- [WRITTEN TASK]:
Review the lines that follow and copy each one that contains the word "الميزان".
GIVEN ENTRIES start
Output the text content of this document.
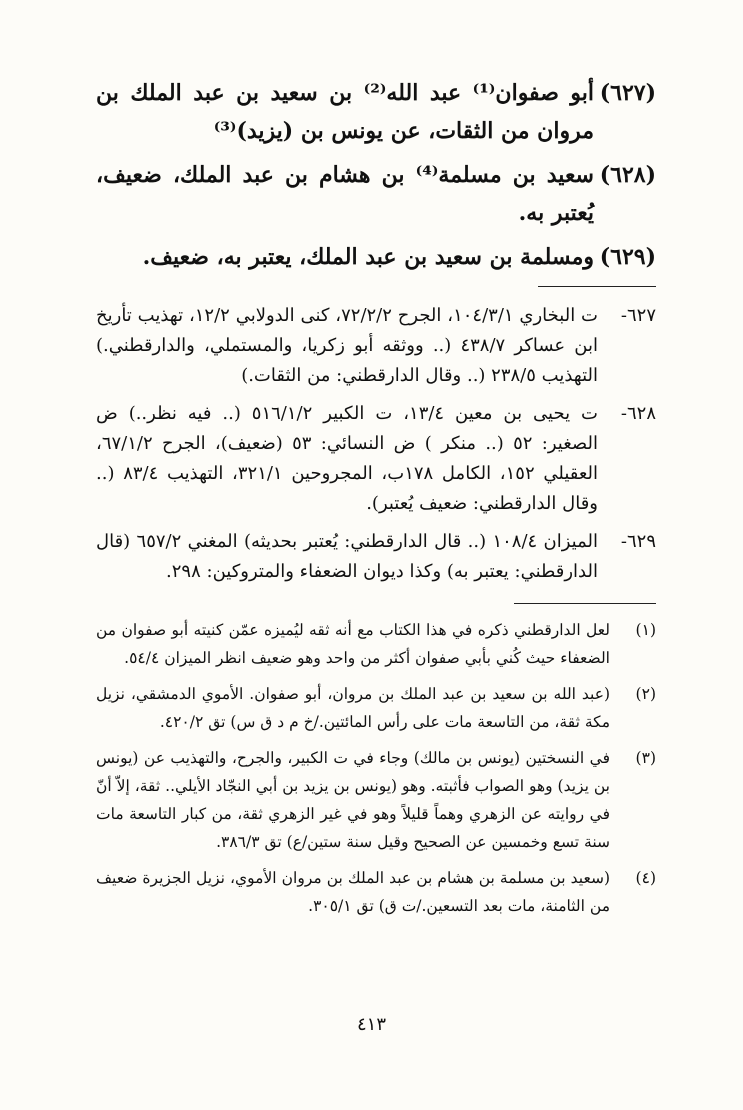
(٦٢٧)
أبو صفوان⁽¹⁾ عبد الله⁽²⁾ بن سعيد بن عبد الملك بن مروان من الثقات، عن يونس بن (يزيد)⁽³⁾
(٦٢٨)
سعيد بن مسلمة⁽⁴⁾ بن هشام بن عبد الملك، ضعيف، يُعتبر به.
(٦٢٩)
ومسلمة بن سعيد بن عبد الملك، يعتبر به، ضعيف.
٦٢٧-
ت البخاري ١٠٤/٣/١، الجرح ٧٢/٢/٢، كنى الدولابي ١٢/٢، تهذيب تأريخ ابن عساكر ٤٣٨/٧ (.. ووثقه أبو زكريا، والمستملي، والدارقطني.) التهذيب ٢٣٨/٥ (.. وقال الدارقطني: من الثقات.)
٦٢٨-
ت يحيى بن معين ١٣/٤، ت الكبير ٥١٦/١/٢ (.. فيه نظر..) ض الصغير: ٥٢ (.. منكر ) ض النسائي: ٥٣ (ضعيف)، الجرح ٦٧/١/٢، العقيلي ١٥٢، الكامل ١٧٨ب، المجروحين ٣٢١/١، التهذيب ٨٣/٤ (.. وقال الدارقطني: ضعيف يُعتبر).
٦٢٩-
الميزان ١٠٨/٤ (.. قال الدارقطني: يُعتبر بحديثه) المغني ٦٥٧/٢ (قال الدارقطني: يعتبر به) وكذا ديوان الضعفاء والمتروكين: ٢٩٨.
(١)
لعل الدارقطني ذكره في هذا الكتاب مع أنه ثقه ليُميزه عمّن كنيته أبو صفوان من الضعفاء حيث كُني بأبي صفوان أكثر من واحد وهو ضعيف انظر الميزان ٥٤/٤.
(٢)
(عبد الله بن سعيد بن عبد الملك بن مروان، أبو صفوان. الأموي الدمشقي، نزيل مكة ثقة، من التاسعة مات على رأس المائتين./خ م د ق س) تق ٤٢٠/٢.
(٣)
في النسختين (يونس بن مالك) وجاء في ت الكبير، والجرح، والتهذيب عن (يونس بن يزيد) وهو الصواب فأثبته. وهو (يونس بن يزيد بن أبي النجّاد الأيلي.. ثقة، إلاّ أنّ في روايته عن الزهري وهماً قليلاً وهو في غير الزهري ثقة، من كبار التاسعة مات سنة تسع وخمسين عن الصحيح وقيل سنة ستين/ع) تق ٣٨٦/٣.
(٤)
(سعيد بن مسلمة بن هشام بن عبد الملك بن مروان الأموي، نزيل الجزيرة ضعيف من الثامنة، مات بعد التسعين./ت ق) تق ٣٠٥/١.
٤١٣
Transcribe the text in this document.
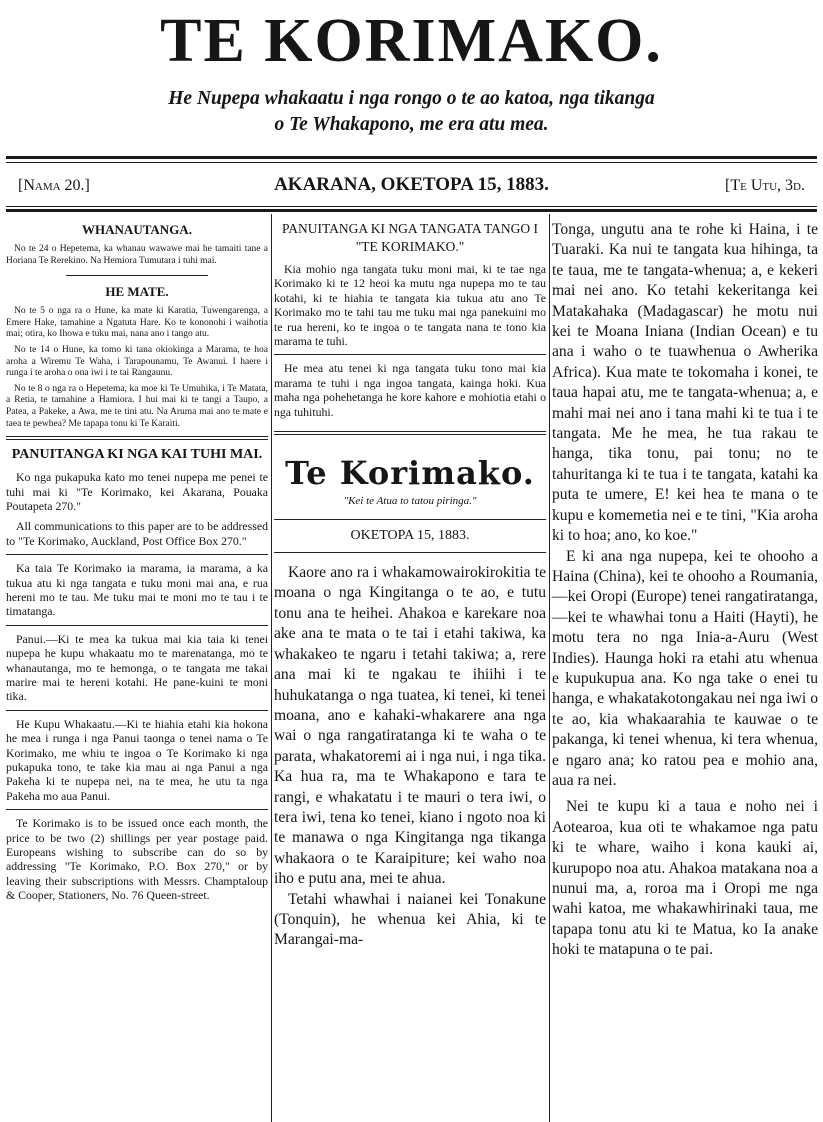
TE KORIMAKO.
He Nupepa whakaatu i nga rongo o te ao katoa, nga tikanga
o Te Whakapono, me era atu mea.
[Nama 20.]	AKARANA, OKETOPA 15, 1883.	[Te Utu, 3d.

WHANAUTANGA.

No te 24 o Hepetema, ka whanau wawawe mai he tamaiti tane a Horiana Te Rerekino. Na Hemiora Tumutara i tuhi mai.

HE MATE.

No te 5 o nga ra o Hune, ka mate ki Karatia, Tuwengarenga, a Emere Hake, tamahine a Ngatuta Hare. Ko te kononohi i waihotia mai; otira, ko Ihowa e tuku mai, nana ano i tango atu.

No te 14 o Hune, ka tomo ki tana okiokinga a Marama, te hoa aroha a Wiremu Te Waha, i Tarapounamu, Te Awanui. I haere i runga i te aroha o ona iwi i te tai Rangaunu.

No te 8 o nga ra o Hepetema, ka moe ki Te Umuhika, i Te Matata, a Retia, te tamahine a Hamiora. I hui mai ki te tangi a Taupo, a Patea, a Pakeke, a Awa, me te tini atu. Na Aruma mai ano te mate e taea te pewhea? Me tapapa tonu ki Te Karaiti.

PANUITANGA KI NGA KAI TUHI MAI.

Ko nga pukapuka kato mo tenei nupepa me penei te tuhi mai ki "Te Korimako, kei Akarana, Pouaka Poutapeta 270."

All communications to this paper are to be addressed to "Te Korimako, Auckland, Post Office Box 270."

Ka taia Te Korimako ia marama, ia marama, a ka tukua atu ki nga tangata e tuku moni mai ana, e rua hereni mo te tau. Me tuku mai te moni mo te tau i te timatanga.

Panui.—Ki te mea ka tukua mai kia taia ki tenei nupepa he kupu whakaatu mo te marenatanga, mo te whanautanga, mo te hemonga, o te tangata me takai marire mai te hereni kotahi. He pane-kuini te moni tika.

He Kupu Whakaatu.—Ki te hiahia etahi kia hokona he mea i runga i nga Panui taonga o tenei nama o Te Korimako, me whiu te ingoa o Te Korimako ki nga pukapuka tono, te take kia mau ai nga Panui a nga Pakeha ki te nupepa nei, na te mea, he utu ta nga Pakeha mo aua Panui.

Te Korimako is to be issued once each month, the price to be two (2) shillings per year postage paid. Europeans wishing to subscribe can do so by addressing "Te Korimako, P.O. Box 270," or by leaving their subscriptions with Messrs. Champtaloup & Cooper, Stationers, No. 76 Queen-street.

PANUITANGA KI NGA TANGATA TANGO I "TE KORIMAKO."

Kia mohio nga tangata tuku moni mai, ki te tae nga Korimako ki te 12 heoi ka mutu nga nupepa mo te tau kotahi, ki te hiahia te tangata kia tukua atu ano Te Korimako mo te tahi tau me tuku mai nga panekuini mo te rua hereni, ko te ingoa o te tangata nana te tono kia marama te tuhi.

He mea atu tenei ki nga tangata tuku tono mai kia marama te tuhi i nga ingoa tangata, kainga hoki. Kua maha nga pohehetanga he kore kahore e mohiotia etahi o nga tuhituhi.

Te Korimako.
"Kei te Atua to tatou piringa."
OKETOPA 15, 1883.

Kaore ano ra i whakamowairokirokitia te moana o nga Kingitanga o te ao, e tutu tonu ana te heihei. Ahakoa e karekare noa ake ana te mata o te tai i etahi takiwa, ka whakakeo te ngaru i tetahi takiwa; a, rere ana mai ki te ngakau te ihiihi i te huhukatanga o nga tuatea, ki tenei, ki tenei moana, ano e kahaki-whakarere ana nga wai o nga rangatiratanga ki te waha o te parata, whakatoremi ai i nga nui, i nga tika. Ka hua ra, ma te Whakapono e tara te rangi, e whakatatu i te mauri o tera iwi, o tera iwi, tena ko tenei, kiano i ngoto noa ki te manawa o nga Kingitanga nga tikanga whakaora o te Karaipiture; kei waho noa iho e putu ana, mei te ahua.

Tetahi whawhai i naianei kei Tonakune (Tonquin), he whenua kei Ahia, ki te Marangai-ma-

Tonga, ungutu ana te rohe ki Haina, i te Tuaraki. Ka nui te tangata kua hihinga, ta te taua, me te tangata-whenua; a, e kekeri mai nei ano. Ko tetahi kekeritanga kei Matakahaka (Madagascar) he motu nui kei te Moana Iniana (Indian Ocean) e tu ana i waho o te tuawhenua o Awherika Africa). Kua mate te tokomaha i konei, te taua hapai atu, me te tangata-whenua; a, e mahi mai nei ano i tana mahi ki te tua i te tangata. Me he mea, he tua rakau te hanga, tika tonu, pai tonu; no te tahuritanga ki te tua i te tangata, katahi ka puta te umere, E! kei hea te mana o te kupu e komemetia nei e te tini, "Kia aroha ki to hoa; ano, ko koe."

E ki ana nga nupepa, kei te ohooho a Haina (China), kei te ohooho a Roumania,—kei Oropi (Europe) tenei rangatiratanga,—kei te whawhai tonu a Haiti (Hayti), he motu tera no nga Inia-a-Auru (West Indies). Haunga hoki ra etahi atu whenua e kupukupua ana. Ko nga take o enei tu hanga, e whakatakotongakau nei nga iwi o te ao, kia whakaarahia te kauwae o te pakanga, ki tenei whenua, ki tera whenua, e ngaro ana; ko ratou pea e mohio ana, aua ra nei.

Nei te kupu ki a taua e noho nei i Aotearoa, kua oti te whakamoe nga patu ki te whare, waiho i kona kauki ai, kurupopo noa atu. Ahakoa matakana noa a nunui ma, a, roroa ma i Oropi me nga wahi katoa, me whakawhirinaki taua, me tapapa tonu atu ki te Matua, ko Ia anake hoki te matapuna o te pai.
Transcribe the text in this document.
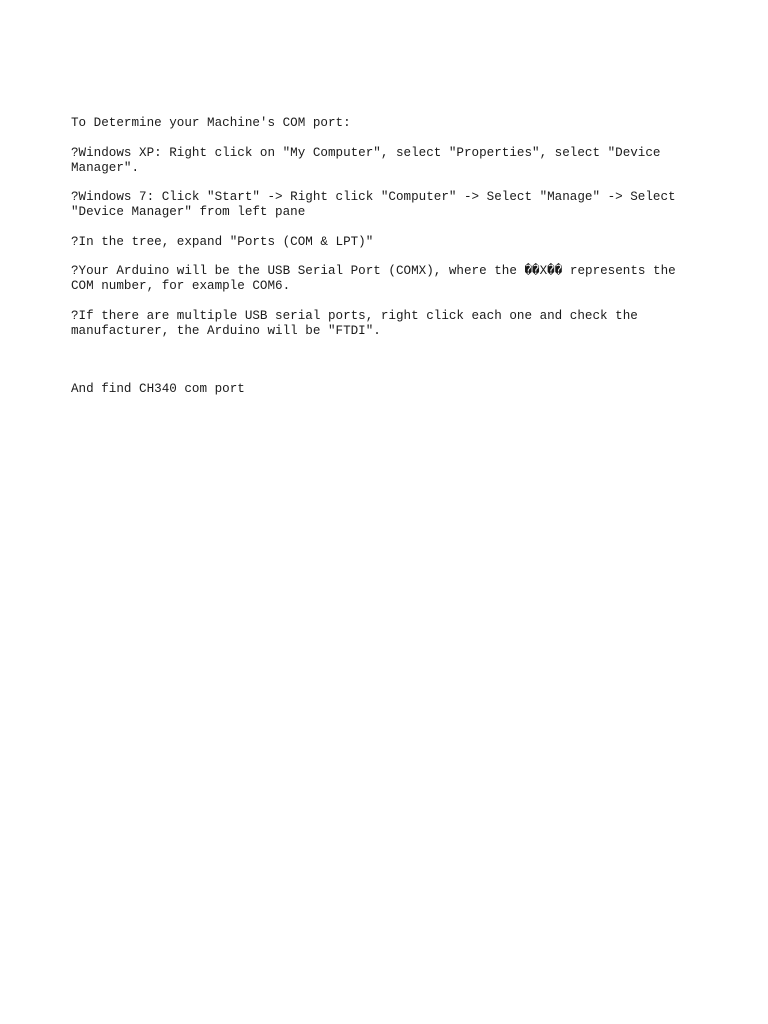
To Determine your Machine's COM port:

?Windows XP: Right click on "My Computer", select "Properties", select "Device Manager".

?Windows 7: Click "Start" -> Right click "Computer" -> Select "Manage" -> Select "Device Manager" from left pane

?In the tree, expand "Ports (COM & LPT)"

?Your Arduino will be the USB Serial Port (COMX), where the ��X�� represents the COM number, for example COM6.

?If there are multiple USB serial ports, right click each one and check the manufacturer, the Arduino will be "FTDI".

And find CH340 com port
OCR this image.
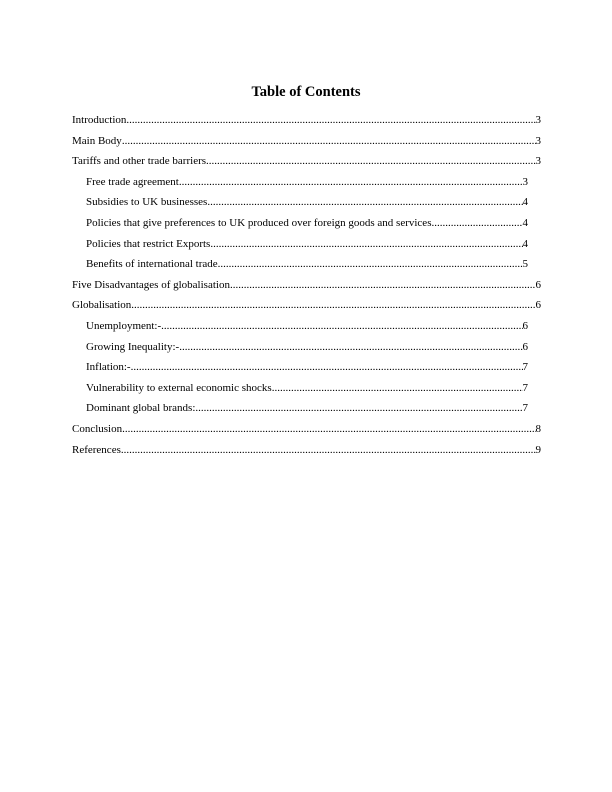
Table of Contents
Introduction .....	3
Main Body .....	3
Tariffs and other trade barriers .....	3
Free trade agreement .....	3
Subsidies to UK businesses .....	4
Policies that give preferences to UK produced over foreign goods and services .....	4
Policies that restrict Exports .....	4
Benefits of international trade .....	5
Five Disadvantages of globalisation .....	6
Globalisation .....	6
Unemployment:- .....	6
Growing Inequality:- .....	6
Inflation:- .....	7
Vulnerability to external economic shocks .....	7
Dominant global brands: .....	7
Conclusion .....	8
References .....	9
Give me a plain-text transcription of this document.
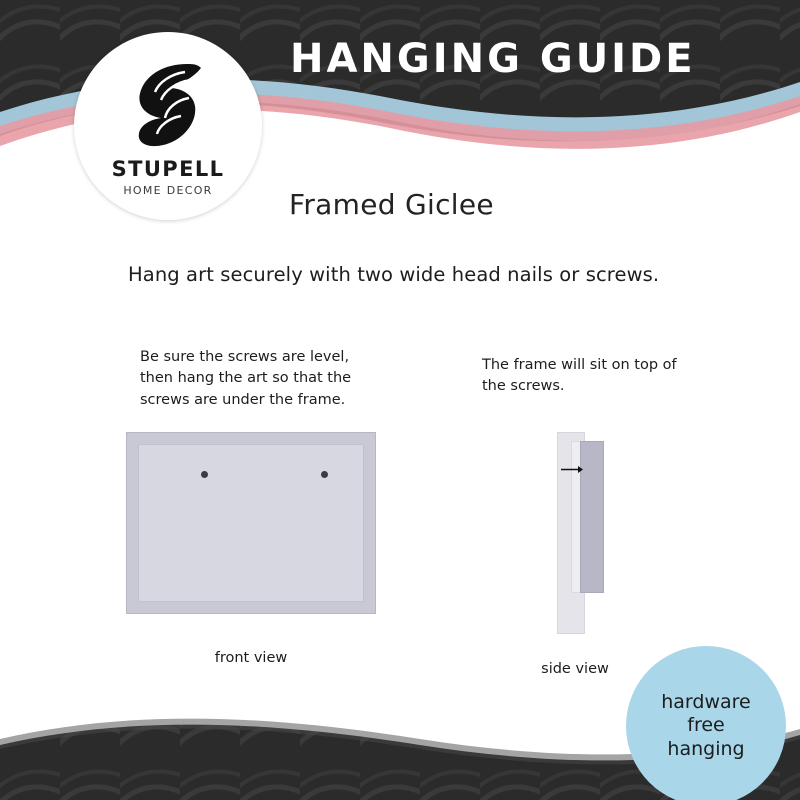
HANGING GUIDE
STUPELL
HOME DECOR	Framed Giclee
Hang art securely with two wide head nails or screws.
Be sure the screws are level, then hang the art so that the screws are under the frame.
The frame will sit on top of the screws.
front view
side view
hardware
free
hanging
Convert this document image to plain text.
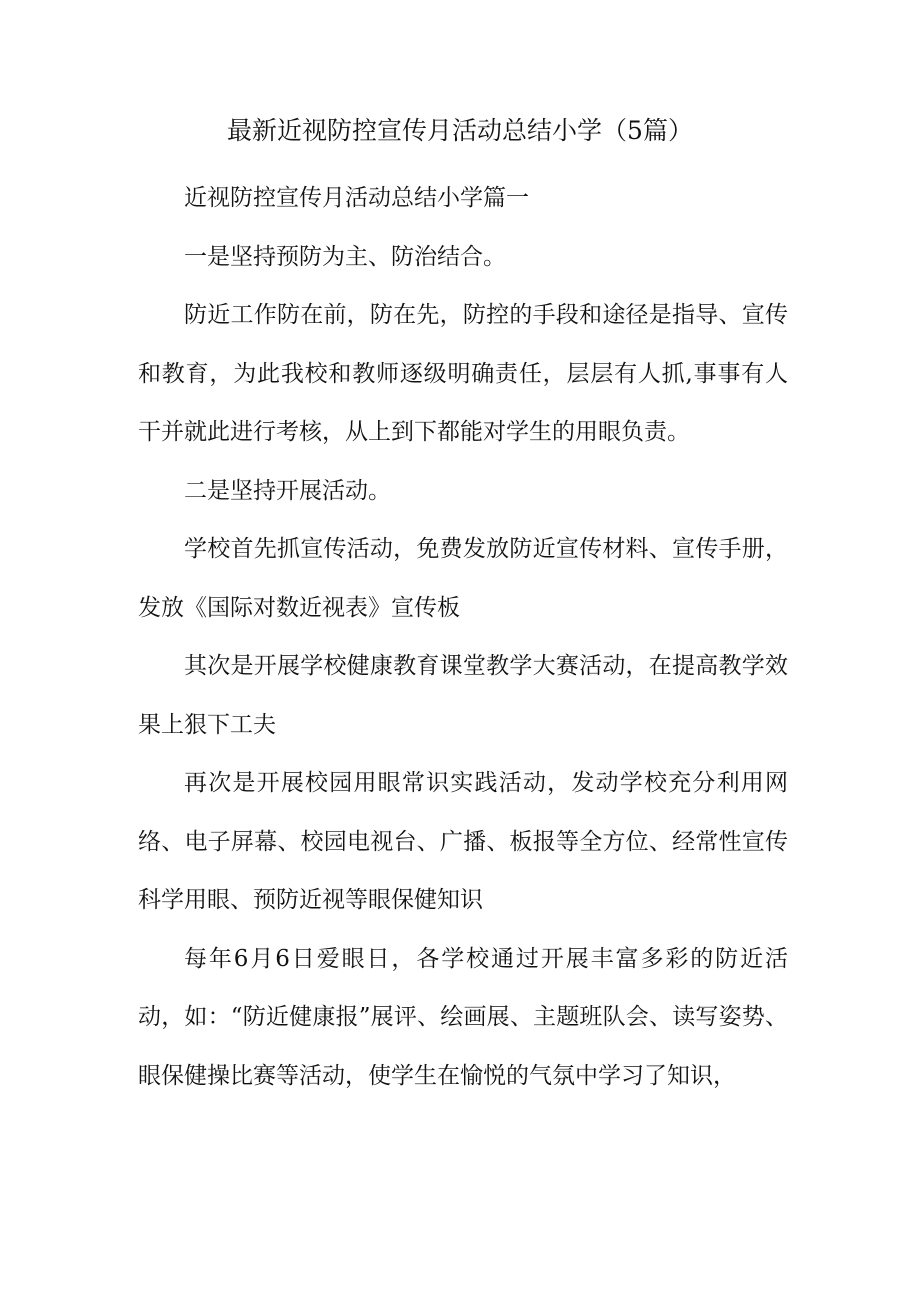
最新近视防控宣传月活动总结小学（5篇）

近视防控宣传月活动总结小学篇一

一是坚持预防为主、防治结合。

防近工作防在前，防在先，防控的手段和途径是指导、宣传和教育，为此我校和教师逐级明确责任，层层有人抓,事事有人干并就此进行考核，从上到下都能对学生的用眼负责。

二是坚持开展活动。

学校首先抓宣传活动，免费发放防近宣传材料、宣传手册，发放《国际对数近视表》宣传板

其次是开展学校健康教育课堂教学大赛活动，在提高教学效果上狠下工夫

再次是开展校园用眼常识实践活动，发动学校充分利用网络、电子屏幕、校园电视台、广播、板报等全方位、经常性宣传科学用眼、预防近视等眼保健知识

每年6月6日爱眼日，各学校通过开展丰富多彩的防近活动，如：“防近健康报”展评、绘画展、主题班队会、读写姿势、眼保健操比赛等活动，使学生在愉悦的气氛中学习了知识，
GIVEN ENTRIES end
- [SOLUTION FOR THIS EXERCISE]:
الميزان ١٠٨/٤ (.. قال الدارقطني: يُعتبر بحديثه) المغني ٦٥٧/٢ (قال الدارقطني: يعتبر به) وكذا ديوان الضعفاء والمتروكين: ٢٩٨.
لعل الدارقطني ذكره في هذا الكتاب مع أنه ثقه ليُميزه عمّن كنيته أبو صفوان من الضعفاء حيث كُني بأبي صفوان أكثر من واحد وهو ضعيف انظر الميزان ٥٤/٤.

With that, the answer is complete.